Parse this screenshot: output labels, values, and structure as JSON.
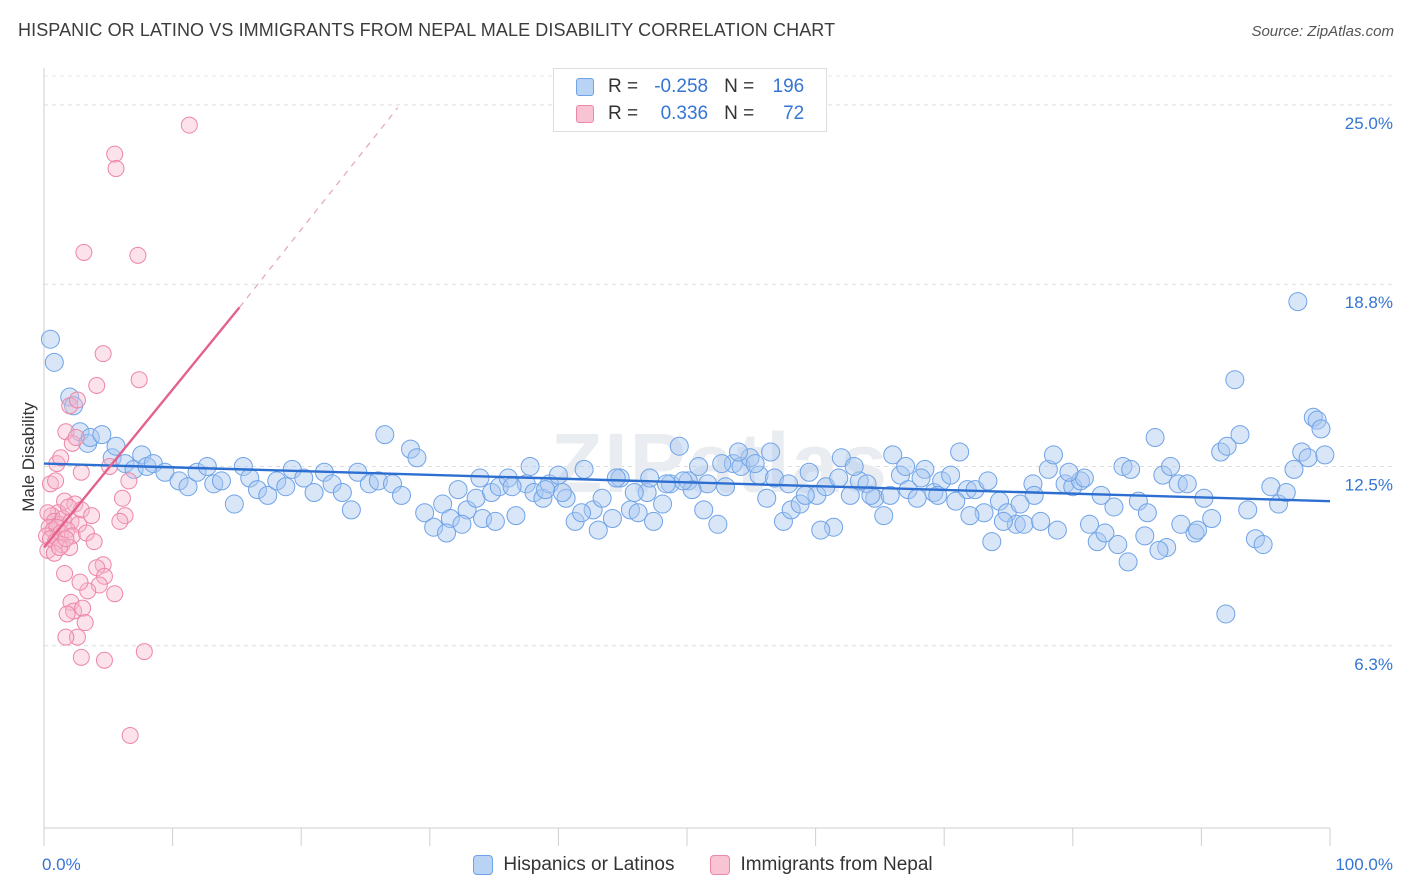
{
  "chart_data": {
    "type": "scatter",
    "title": "HISPANIC OR LATINO VS IMMIGRANTS FROM NEPAL MALE DISABILITY CORRELATION CHART",
    "source": "Source: ZipAtlas.com",
    "ylabel": "Male Disability",
    "xlabel": "",
    "xlim": [
      0,
      100
    ],
    "ylim": [
      0,
      26
    ],
    "x_tick_labels": [
      "0.0%",
      "100.0%"
    ],
    "y_ticks": [
      {
        "value": 6.3,
        "label": "6.3%"
      },
      {
        "value": 12.5,
        "label": "12.5%"
      },
      {
        "value": 18.8,
        "label": "18.8%"
      },
      {
        "value": 25.0,
        "label": "25.0%"
      }
    ],
    "grid": true,
    "watermark": "ZIPatlas",
    "legend_stats": [
      {
        "name": "Hispanics or Latinos",
        "r_label": "R =",
        "r": "-0.258",
        "n_label": "N =",
        "n": "196",
        "color": "#6fa3e8",
        "fill": "#b9d3f4"
      },
      {
        "name": "Immigrants from Nepal",
        "r_label": "R =",
        "r": "0.336",
        "n_label": "N =",
        "n": "72",
        "color": "#ee86a6",
        "fill": "#f8c4d4"
      }
    ],
    "series": [
      {
        "name": "Hispanics or Latinos",
        "color": "#6fa3e8",
        "fill": "rgba(168,200,240,0.45)",
        "trend": {
          "x0": 0,
          "y0": 12.6,
          "x1": 100,
          "y1": 11.3,
          "color": "#2d6fd0"
        },
        "points": [
          [
            0.5,
            16.9
          ],
          [
            0.8,
            16.1
          ],
          [
            2.0,
            14.9
          ],
          [
            2.3,
            14.6
          ],
          [
            2.8,
            13.7
          ],
          [
            3.4,
            13.3
          ],
          [
            3.6,
            13.5
          ],
          [
            4.5,
            13.6
          ],
          [
            5.3,
            12.8
          ],
          [
            5.6,
            13.2
          ],
          [
            6.3,
            12.6
          ],
          [
            7.0,
            12.4
          ],
          [
            7.6,
            12.9
          ],
          [
            8.0,
            12.5
          ],
          [
            8.5,
            12.6
          ],
          [
            9.4,
            12.3
          ],
          [
            10.5,
            12.0
          ],
          [
            11.2,
            11.8
          ],
          [
            11.9,
            12.3
          ],
          [
            12.7,
            12.5
          ],
          [
            13.2,
            11.9
          ],
          [
            13.8,
            12.0
          ],
          [
            14.8,
            11.2
          ],
          [
            15.5,
            12.5
          ],
          [
            16.0,
            12.1
          ],
          [
            16.6,
            11.7
          ],
          [
            17.4,
            11.5
          ],
          [
            18.1,
            12.0
          ],
          [
            18.8,
            11.8
          ],
          [
            19.3,
            12.4
          ],
          [
            20.2,
            12.1
          ],
          [
            21.0,
            11.6
          ],
          [
            21.8,
            12.3
          ],
          [
            22.4,
            11.9
          ],
          [
            23.2,
            11.6
          ],
          [
            23.9,
            11.0
          ],
          [
            24.4,
            12.3
          ],
          [
            25.3,
            11.9
          ],
          [
            26.0,
            12.0
          ],
          [
            26.5,
            13.6
          ],
          [
            27.1,
            11.9
          ],
          [
            27.8,
            11.5
          ],
          [
            28.5,
            13.1
          ],
          [
            29.0,
            12.8
          ],
          [
            29.6,
            10.9
          ],
          [
            30.3,
            10.4
          ],
          [
            31.0,
            11.2
          ],
          [
            31.6,
            10.7
          ],
          [
            32.2,
            11.7
          ],
          [
            32.9,
            11.0
          ],
          [
            33.6,
            11.4
          ],
          [
            34.1,
            10.7
          ],
          [
            34.8,
            11.6
          ],
          [
            35.4,
            11.8
          ],
          [
            36.1,
            12.1
          ],
          [
            36.7,
            10.8
          ],
          [
            37.5,
            11.9
          ],
          [
            38.1,
            11.6
          ],
          [
            38.8,
            11.4
          ],
          [
            39.3,
            11.9
          ],
          [
            40.0,
            12.2
          ],
          [
            40.6,
            11.4
          ],
          [
            41.3,
            10.6
          ],
          [
            42.0,
            12.4
          ],
          [
            42.7,
            11.0
          ],
          [
            43.4,
            11.4
          ],
          [
            44.2,
            10.7
          ],
          [
            44.8,
            12.1
          ],
          [
            45.6,
            11.0
          ],
          [
            46.2,
            10.9
          ],
          [
            46.9,
            11.6
          ],
          [
            47.4,
            10.6
          ],
          [
            48.1,
            11.2
          ],
          [
            48.7,
            11.9
          ],
          [
            49.4,
            13.2
          ],
          [
            50.1,
            12.0
          ],
          [
            50.9,
            12.5
          ],
          [
            51.6,
            11.9
          ],
          [
            52.4,
            10.5
          ],
          [
            53.0,
            11.8
          ],
          [
            53.6,
            12.6
          ],
          [
            54.2,
            12.5
          ],
          [
            54.9,
            12.8
          ],
          [
            55.6,
            12.2
          ],
          [
            56.2,
            11.4
          ],
          [
            56.8,
            12.1
          ],
          [
            57.5,
            10.6
          ],
          [
            58.1,
            11.0
          ],
          [
            58.8,
            11.2
          ],
          [
            59.5,
            12.3
          ],
          [
            60.1,
            11.5
          ],
          [
            60.8,
            11.8
          ],
          [
            61.4,
            10.4
          ],
          [
            62.0,
            12.8
          ],
          [
            62.7,
            11.5
          ],
          [
            63.4,
            12.0
          ],
          [
            64.0,
            11.9
          ],
          [
            64.6,
            11.4
          ],
          [
            65.3,
            10.8
          ],
          [
            66.0,
            12.9
          ],
          [
            66.6,
            12.2
          ],
          [
            67.2,
            11.7
          ],
          [
            67.9,
            11.4
          ],
          [
            68.5,
            12.4
          ],
          [
            69.2,
            11.6
          ],
          [
            69.8,
            12.0
          ],
          [
            70.5,
            12.2
          ],
          [
            71.2,
            13.0
          ],
          [
            71.8,
            11.7
          ],
          [
            72.4,
            11.7
          ],
          [
            73.1,
            10.9
          ],
          [
            73.7,
            9.9
          ],
          [
            74.3,
            11.3
          ],
          [
            74.9,
            10.9
          ],
          [
            75.6,
            10.5
          ],
          [
            76.2,
            10.5
          ],
          [
            76.9,
            11.9
          ],
          [
            77.5,
            10.6
          ],
          [
            78.1,
            12.4
          ],
          [
            78.8,
            10.3
          ],
          [
            79.4,
            11.9
          ],
          [
            80.0,
            11.8
          ],
          [
            80.6,
            12.0
          ],
          [
            81.3,
            10.5
          ],
          [
            81.9,
            9.9
          ],
          [
            82.5,
            10.2
          ],
          [
            83.2,
            11.1
          ],
          [
            83.9,
            12.5
          ],
          [
            84.5,
            12.4
          ],
          [
            85.1,
            11.3
          ],
          [
            85.8,
            10.9
          ],
          [
            86.4,
            13.5
          ],
          [
            87.0,
            12.2
          ],
          [
            87.6,
            12.5
          ],
          [
            88.2,
            11.9
          ],
          [
            88.9,
            11.9
          ],
          [
            89.5,
            10.2
          ],
          [
            90.2,
            11.4
          ],
          [
            90.8,
            10.7
          ],
          [
            91.5,
            13.0
          ],
          [
            92.0,
            13.2
          ],
          [
            92.6,
            15.5
          ],
          [
            93.0,
            13.6
          ],
          [
            93.6,
            11.0
          ],
          [
            94.2,
            10.0
          ],
          [
            94.8,
            9.8
          ],
          [
            95.4,
            11.8
          ],
          [
            96.0,
            11.2
          ],
          [
            96.6,
            11.6
          ],
          [
            97.2,
            12.4
          ],
          [
            97.8,
            13.0
          ],
          [
            98.3,
            12.8
          ],
          [
            98.7,
            14.2
          ],
          [
            99.0,
            14.1
          ],
          [
            99.3,
            13.8
          ],
          [
            99.6,
            12.9
          ],
          [
            97.5,
            18.2
          ],
          [
            91.9,
            7.4
          ],
          [
            89.7,
            10.3
          ],
          [
            88.4,
            10.5
          ],
          [
            87.3,
            9.7
          ],
          [
            86.7,
            9.6
          ],
          [
            85.6,
            10.1
          ],
          [
            84.3,
            9.2
          ],
          [
            83.5,
            9.8
          ],
          [
            82.2,
            11.5
          ],
          [
            80.9,
            12.1
          ],
          [
            79.7,
            12.3
          ],
          [
            78.5,
            12.9
          ],
          [
            77.0,
            11.5
          ],
          [
            75.9,
            11.2
          ],
          [
            74.6,
            10.6
          ],
          [
            73.4,
            12.0
          ],
          [
            72.0,
            10.8
          ],
          [
            70.9,
            11.3
          ],
          [
            69.5,
            11.5
          ],
          [
            68.2,
            12.1
          ],
          [
            67.0,
            12.5
          ],
          [
            65.8,
            11.5
          ],
          [
            64.3,
            11.5
          ],
          [
            63.0,
            12.5
          ],
          [
            61.8,
            12.1
          ],
          [
            60.4,
            10.3
          ],
          [
            59.2,
            11.5
          ],
          [
            57.9,
            11.9
          ],
          [
            56.5,
            13.0
          ],
          [
            55.3,
            12.6
          ],
          [
            54.0,
            13.0
          ],
          [
            52.7,
            12.6
          ],
          [
            51.3,
            11.0
          ],
          [
            50.4,
            11.7
          ],
          [
            49.7,
            12.0
          ],
          [
            48.4,
            11.9
          ],
          [
            47.1,
            12.1
          ],
          [
            45.9,
            11.6
          ],
          [
            44.5,
            12.1
          ],
          [
            43.1,
            10.3
          ],
          [
            41.8,
            10.9
          ],
          [
            40.3,
            11.6
          ],
          [
            39.0,
            11.7
          ],
          [
            37.8,
            12.5
          ],
          [
            36.4,
            11.8
          ],
          [
            35.1,
            10.6
          ],
          [
            33.9,
            12.1
          ],
          [
            32.5,
            10.5
          ],
          [
            31.3,
            10.2
          ]
        ]
      },
      {
        "name": "Immigrants from Nepal",
        "color": "#ee86a6",
        "fill": "rgba(246,182,204,0.40)",
        "trend": {
          "x0": 0,
          "y0": 9.7,
          "x1": 15.2,
          "y1": 18.0,
          "color": "#e3628c"
        },
        "trend_ext": {
          "x0": 15.2,
          "y0": 18.0,
          "x1": 27.5,
          "y1": 24.9,
          "color": "#e6a9bd"
        },
        "points": [
          [
            11.3,
            24.3
          ],
          [
            5.5,
            23.3
          ],
          [
            5.6,
            22.8
          ],
          [
            3.1,
            19.9
          ],
          [
            7.3,
            19.8
          ],
          [
            4.6,
            16.4
          ],
          [
            7.4,
            15.5
          ],
          [
            4.1,
            15.3
          ],
          [
            2.0,
            14.6
          ],
          [
            2.6,
            14.8
          ],
          [
            1.7,
            13.7
          ],
          [
            2.2,
            13.3
          ],
          [
            2.5,
            13.5
          ],
          [
            1.0,
            12.6
          ],
          [
            2.9,
            12.3
          ],
          [
            1.3,
            12.8
          ],
          [
            0.5,
            11.9
          ],
          [
            0.9,
            12.0
          ],
          [
            1.6,
            11.3
          ],
          [
            2.4,
            11.2
          ],
          [
            2.9,
            11.0
          ],
          [
            1.1,
            10.9
          ],
          [
            0.6,
            10.8
          ],
          [
            0.3,
            10.9
          ],
          [
            0.8,
            10.6
          ],
          [
            1.2,
            10.5
          ],
          [
            1.5,
            10.7
          ],
          [
            2.1,
            10.6
          ],
          [
            2.7,
            10.5
          ],
          [
            0.4,
            10.4
          ],
          [
            0.7,
            10.3
          ],
          [
            1.0,
            10.4
          ],
          [
            1.3,
            10.2
          ],
          [
            1.8,
            10.3
          ],
          [
            2.2,
            10.1
          ],
          [
            0.2,
            10.1
          ],
          [
            0.5,
            10.0
          ],
          [
            0.9,
            9.9
          ],
          [
            1.4,
            9.8
          ],
          [
            2.0,
            9.7
          ],
          [
            0.3,
            9.6
          ],
          [
            0.8,
            9.5
          ],
          [
            1.2,
            9.7
          ],
          [
            1.7,
            10.0
          ],
          [
            3.3,
            10.2
          ],
          [
            3.9,
            9.9
          ],
          [
            6.1,
            11.4
          ],
          [
            6.3,
            10.8
          ],
          [
            5.9,
            10.6
          ],
          [
            4.6,
            9.1
          ],
          [
            4.1,
            9.0
          ],
          [
            4.7,
            8.7
          ],
          [
            4.3,
            8.4
          ],
          [
            5.5,
            8.1
          ],
          [
            3.4,
            8.2
          ],
          [
            2.8,
            8.5
          ],
          [
            1.6,
            8.8
          ],
          [
            2.1,
            7.8
          ],
          [
            2.3,
            7.5
          ],
          [
            3.0,
            7.6
          ],
          [
            3.2,
            7.1
          ],
          [
            1.8,
            7.4
          ],
          [
            2.6,
            6.6
          ],
          [
            1.7,
            6.6
          ],
          [
            2.9,
            5.9
          ],
          [
            4.7,
            5.8
          ],
          [
            7.8,
            6.1
          ],
          [
            6.7,
            3.2
          ],
          [
            5.1,
            12.5
          ],
          [
            6.6,
            12.0
          ],
          [
            3.7,
            10.8
          ],
          [
            1.9,
            11.1
          ]
        ]
      }
    ]
  }
}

☆ ☆ ☆ ☆ ☆ ☆ ☆

• _Short task_: Copy each line containing the word "rgba" from the data.

• _Response to the task_:
        "fill": "rgba(168,200,240,0.45)",
        "fill": "rgba(246,182,204,0.40)",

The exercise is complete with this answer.